§ **EXERCISE REQUIREMENTS**
Keep the pictures out of the copy and repeat the records exactly.

[Stored records]
-- -- --

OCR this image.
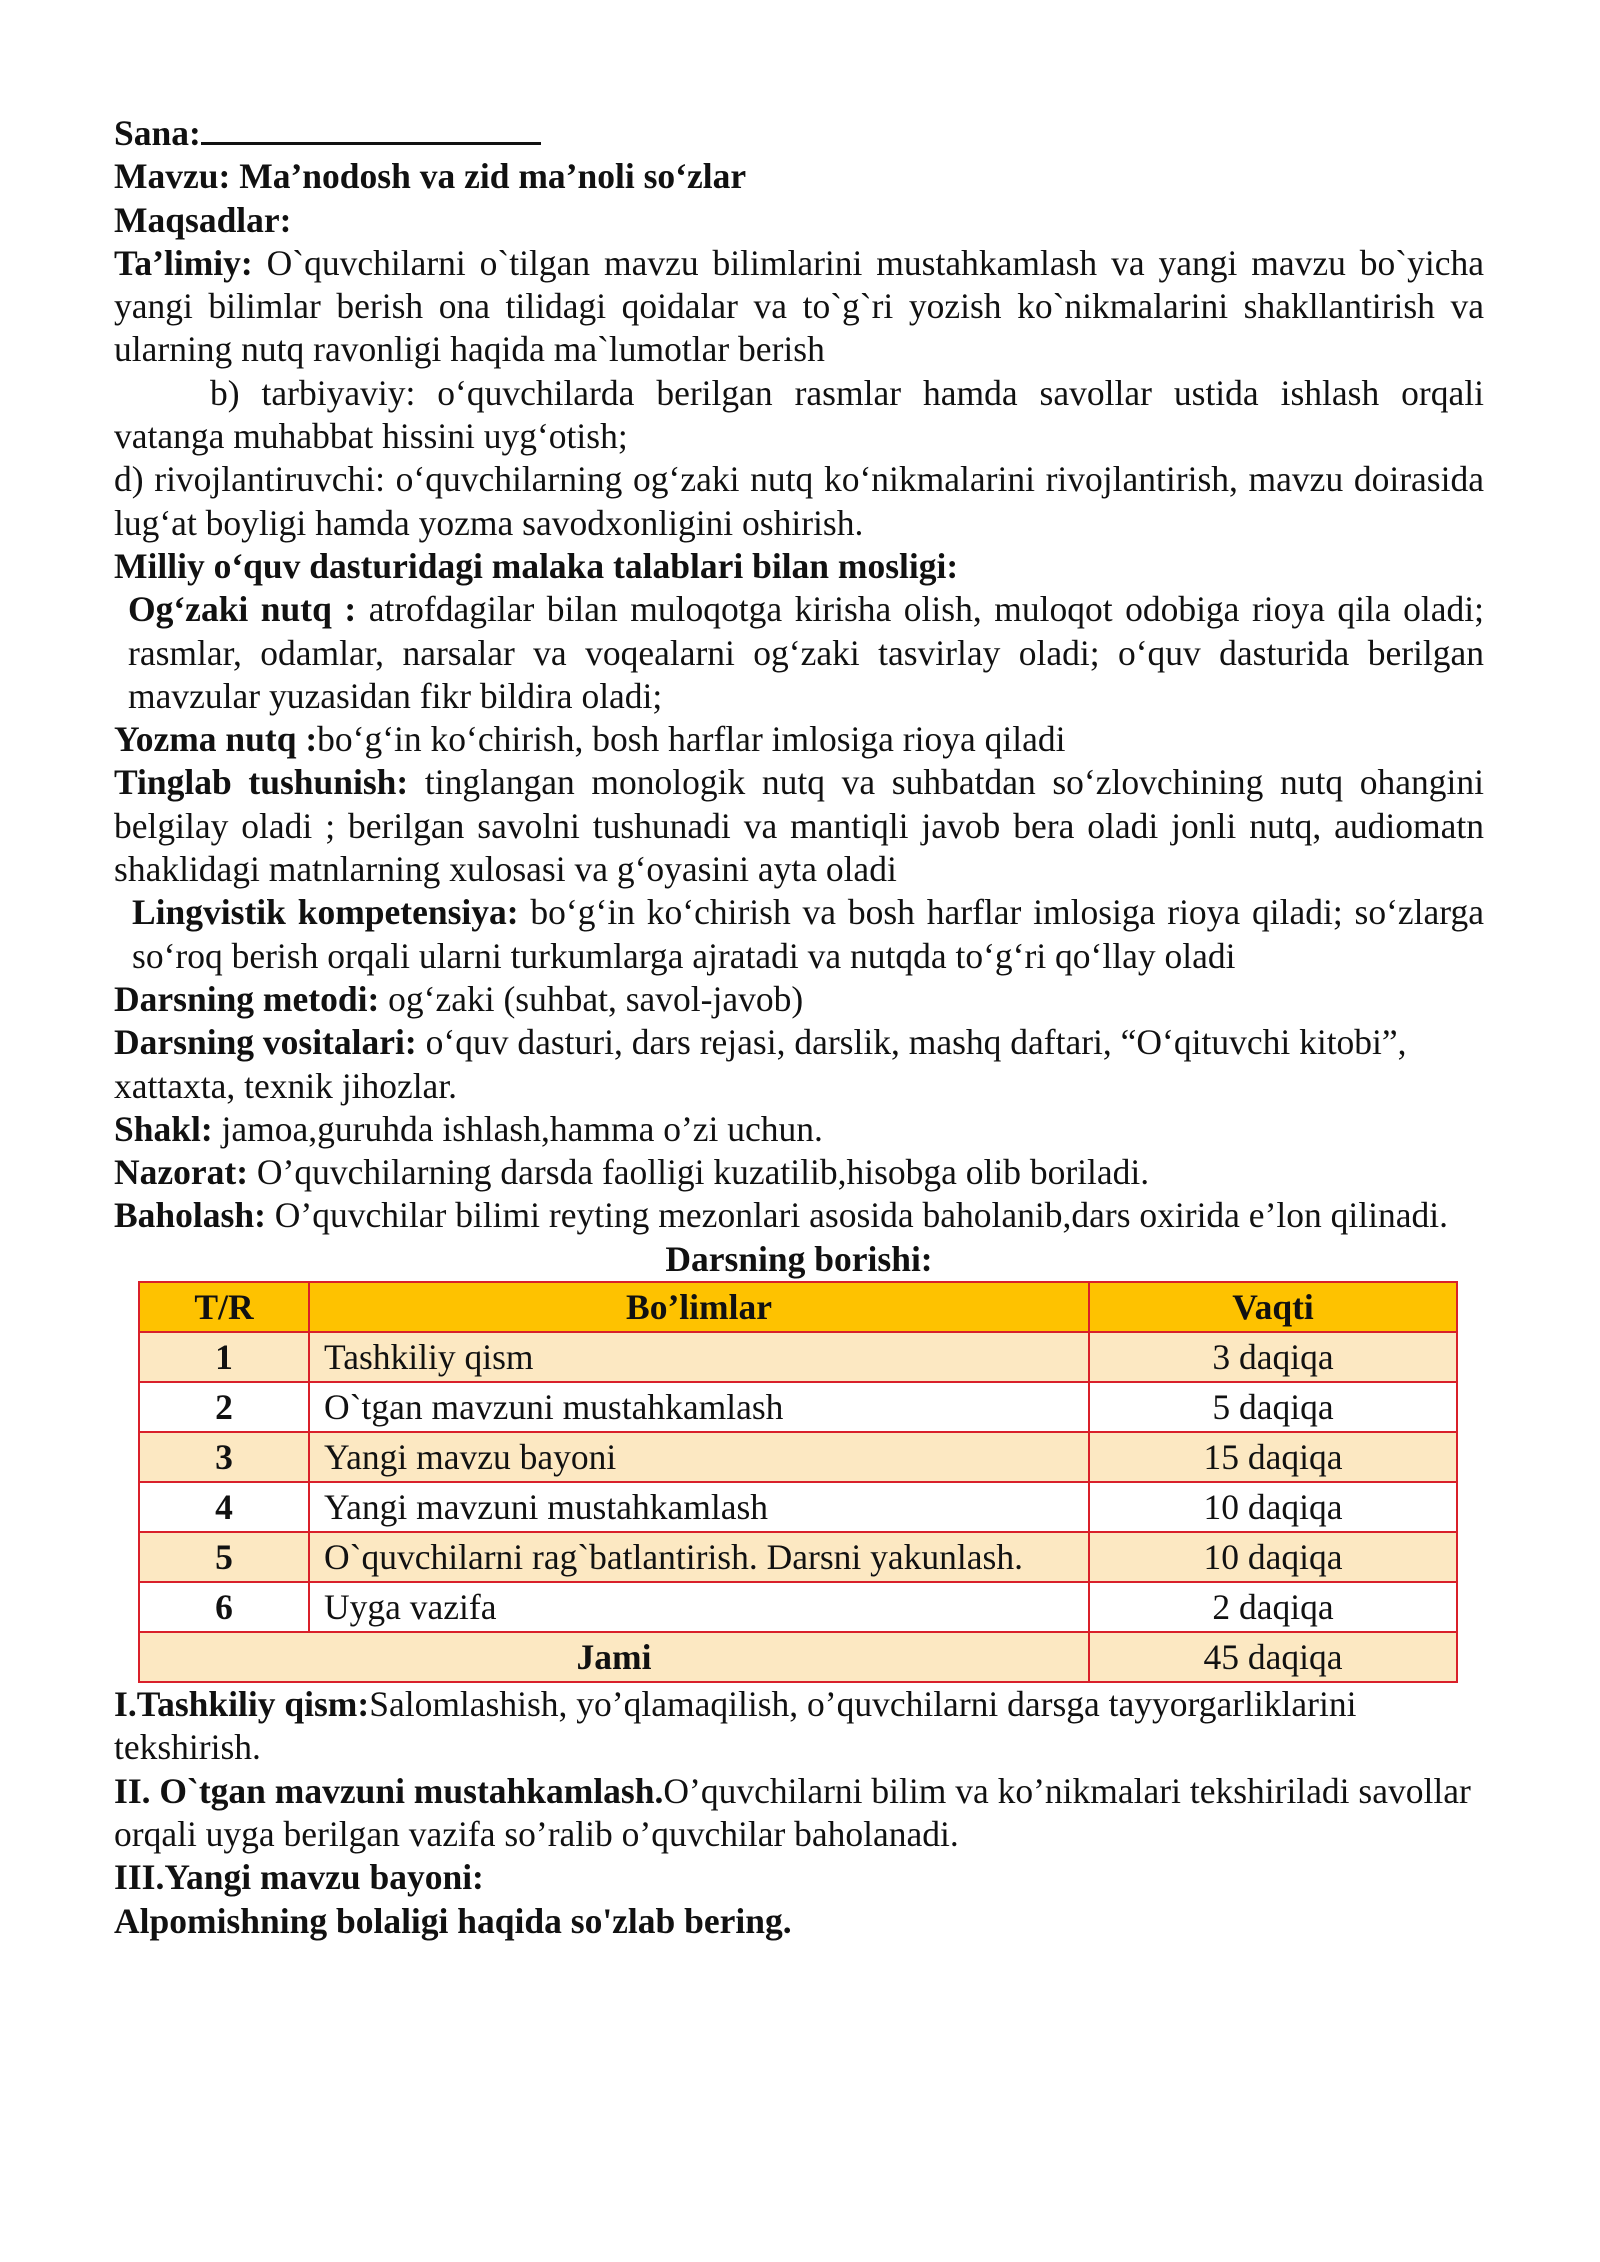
Sana:

Mavzu: Ma’nodosh va zid ma’noli so‘zlar

Maqsadlar:

Ta’limiy: O`quvchilarni o`tilgan mavzu bilimlarini mustahkamlash va yangi mavzu bo`yicha yangi bilimlar berish ona tilidagi qoidalar va to`g`ri yozish ko`nikmalarini shakllantirish va ularning nutq ravonligi haqida ma`lumotlar berish

b) tarbiyaviy: o‘quvchilarda berilgan rasmlar hamda savollar ustida ishlash orqali vatanga muhabbat hissini uyg‘otish;

d) rivojlantiruvchi: o‘quvchilarning og‘zaki nutq ko‘nikmalarini rivojlantirish, mavzu doirasida lug‘at boyligi hamda yozma savodxonligini oshirish.

Milliy o‘quv dasturidagi malaka talablari bilan mosligi:

Og‘zaki nutq : atrofdagilar bilan muloqotga kirisha olish, muloqot odobiga rioya qila oladi; rasmlar, odamlar, narsalar va voqealarni og‘zaki tasvirlay oladi; o‘quv dasturida berilgan mavzular yuzasidan fikr bildira oladi;

Yozma nutq :bo‘g‘in ko‘chirish, bosh harflar imlosiga rioya qiladi

Tinglab tushunish: tinglangan monologik nutq va suhbatdan so‘zlovchining nutq ohangini belgilay oladi ; berilgan savolni tushunadi va mantiqli javob bera oladi jonli nutq, audiomatn shaklidagi matnlarning xulosasi va g‘oyasini ayta oladi

Lingvistik kompetensiya: bo‘g‘in ko‘chirish va bosh harflar imlosiga rioya qiladi; so‘zlarga so‘roq berish orqali ularni turkumlarga ajratadi va nutqda to‘g‘ri qo‘llay oladi

Darsning metodi: og‘zaki (suhbat, savol-javob)

Darsning vositalari: o‘quv dasturi, dars rejasi, darslik, mashq daftari, “O‘qituvchi kitobi”, xattaxta, texnik jihozlar.

Shakl: jamoa,guruhda ishlash,hamma o’zi uchun.

Nazorat: O’quvchilarning darsda faolligi kuzatilib,hisobga olib boriladi.

Baholash: O’quvchilar bilimi reyting mezonlari asosida baholanib,dars oxirida e’lon qilinadi.

Darsning borishi:

T/R	Bo’limlar	Vaqti
1	Tashkiliy qism	3 daqiqa
2	O`tgan mavzuni mustahkamlash	5 daqiqa
3	Yangi mavzu bayoni	15 daqiqa
4	Yangi mavzuni mustahkamlash	10 daqiqa
5	O`quvchilarni rag`batlantirish. Darsni yakunlash.	10 daqiqa
6	Uyga vazifa	2 daqiqa
Jami		45 daqiqa

I.Tashkiliy qism:Salomlashish, yo’qlamaqilish, o’quvchilarni darsga tayyorgarliklarini tekshirish.

II. O`tgan mavzuni mustahkamlash.O’quvchilarni bilim va ko’nikmalari tekshiriladi savollar orqali uyga berilgan vazifa so’ralib o’quvchilar baholanadi.

III.Yangi mavzu bayoni:

Alpomishning bolaligi haqida so'zlab bering.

-- -- --

§ **EXERCISE RESULT**
OCR this image.
Sana:

Mavzu: Ma’nodosh va zid ma’noli so‘zlar

Maqsadlar:

Ta’limiy: O`quvchilarni o`tilgan mavzu bilimlarini mustahkamlash va yangi mavzu bo`yicha yangi bilimlar berish ona tilidagi qoidalar va to`g`ri yozish ko`nikmalarini shakllantirish va ularning nutq ravonligi haqida ma`lumotlar berish

b) tarbiyaviy: o‘quvchilarda berilgan rasmlar hamda savollar ustida ishlash orqali vatanga muhabbat hissini uyg‘otish;

d) rivojlantiruvchi: o‘quvchilarning og‘zaki nutq ko‘nikmalarini rivojlantirish, mavzu doirasida lug‘at boyligi hamda yozma savodxonligini oshirish.

Milliy o‘quv dasturidagi malaka talablari bilan mosligi:

Og‘zaki nutq : atrofdagilar bilan muloqotga kirisha olish, muloqot odobiga rioya qila oladi; rasmlar, odamlar, narsalar va voqealarni og‘zaki tasvirlay oladi; o‘quv dasturida berilgan mavzular yuzasidan fikr bildira oladi;

Yozma nutq :bo‘g‘in ko‘chirish, bosh harflar imlosiga rioya qiladi

Tinglab tushunish: tinglangan monologik nutq va suhbatdan so‘zlovchining nutq ohangini belgilay oladi ; berilgan savolni tushunadi va mantiqli javob bera oladi jonli nutq, audiomatn shaklidagi matnlarning xulosasi va g‘oyasini ayta oladi

Lingvistik kompetensiya: bo‘g‘in ko‘chirish va bosh harflar imlosiga rioya qiladi; so‘zlarga so‘roq berish orqali ularni turkumlarga ajratadi va nutqda to‘g‘ri qo‘llay oladi

Darsning metodi: og‘zaki (suhbat, savol-javob)

Darsning vositalari: o‘quv dasturi, dars rejasi, darslik, mashq daftari, “O‘qituvchi kitobi”, xattaxta, texnik jihozlar.

Shakl: jamoa,guruhda ishlash,hamma o’zi uchun.

Nazorat: O’quvchilarning darsda faolligi kuzatilib,hisobga olib boriladi.

Baholash: O’quvchilar bilimi reyting mezonlari asosida baholanib,dars oxirida e’lon qilinadi.

Darsning borishi:

T/R	Bo’limlar	Vaqti
1	Tashkiliy qism	3 daqiqa
2	O`tgan mavzuni mustahkamlash	5 daqiqa
3	Yangi mavzu bayoni	15 daqiqa
4	Yangi mavzuni mustahkamlash	10 daqiqa
5	O`quvchilarni rag`batlantirish. Darsni yakunlash.	10 daqiqa
6	Uyga vazifa	2 daqiqa
Jami		45 daqiqa

I.Tashkiliy qism:Salomlashish, yo’qlamaqilish, o’quvchilarni darsga tayyorgarliklarini tekshirish.

II. O`tgan mavzuni mustahkamlash.O’quvchilarni bilim va ko’nikmalari tekshiriladi savollar orqali uyga berilgan vazifa so’ralib o’quvchilar baholanadi.

III.Yangi mavzu bayoni:

Alpomishning bolaligi haqida so'zlab bering.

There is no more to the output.